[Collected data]

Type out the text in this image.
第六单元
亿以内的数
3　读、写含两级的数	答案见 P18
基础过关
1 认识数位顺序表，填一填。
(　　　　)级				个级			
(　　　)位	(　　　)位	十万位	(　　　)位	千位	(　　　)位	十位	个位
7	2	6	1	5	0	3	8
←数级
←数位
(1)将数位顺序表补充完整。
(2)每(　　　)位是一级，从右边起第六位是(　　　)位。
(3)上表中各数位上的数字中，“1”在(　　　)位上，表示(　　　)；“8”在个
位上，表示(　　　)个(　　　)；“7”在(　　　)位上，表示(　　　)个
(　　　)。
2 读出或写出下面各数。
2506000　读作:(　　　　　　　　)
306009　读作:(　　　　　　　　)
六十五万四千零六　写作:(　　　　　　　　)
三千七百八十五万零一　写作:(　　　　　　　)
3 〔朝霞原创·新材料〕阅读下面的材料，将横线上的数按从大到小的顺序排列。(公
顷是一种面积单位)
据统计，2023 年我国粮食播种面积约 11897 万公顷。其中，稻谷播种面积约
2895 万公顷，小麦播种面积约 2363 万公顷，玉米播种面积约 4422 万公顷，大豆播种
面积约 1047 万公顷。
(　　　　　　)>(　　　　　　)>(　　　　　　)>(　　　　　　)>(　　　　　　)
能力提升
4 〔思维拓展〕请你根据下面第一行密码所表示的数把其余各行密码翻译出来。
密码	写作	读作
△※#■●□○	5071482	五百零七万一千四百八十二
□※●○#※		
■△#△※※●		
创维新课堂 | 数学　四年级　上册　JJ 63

▶ [Task to carry out] Copy out each line exactly as written.

▶ [Solution for this exercise]
Type out the text in this image.
第六单元
亿以内的数
3　读、写含两级的数	答案见 P18
基础过关
1 认识数位顺序表，填一填。
(　　　　)级				个级			
(　　　)位	(　　　)位	十万位	(　　　)位	千位	(　　　)位	十位	个位
7	2	6	1	5	0	3	8
←数级
←数位
(1)将数位顺序表补充完整。
(2)每(　　　)位是一级，从右边起第六位是(　　　)位。
(3)上表中各数位上的数字中，“1”在(　　　)位上，表示(　　　)；“8”在个
位上，表示(　　　)个(　　　)；“7”在(　　　)位上，表示(　　　)个
(　　　)。
2 读出或写出下面各数。
2506000　读作:(　　　　　　　　)
306009　读作:(　　　　　　　　)
六十五万四千零六　写作:(　　　　　　　　)
三千七百八十五万零一　写作:(　　　　　　　)
3 〔朝霞原创·新材料〕阅读下面的材料，将横线上的数按从大到小的顺序排列。(公
顷是一种面积单位)
据统计，2023 年我国粮食播种面积约 11897 万公顷。其中，稻谷播种面积约
2895 万公顷，小麦播种面积约 2363 万公顷，玉米播种面积约 4422 万公顷，大豆播种
面积约 1047 万公顷。
(　　　　　　)>(　　　　　　)>(　　　　　　)>(　　　　　　)>(　　　　　　)
能力提升
4 〔思维拓展〕请你根据下面第一行密码所表示的数把其余各行密码翻译出来。
密码	写作	读作
△※#■●□○	5071482	五百零七万一千四百八十二
□※●○#※		
■△#△※※●		
创维新课堂 | 数学　四年级　上册　JJ 63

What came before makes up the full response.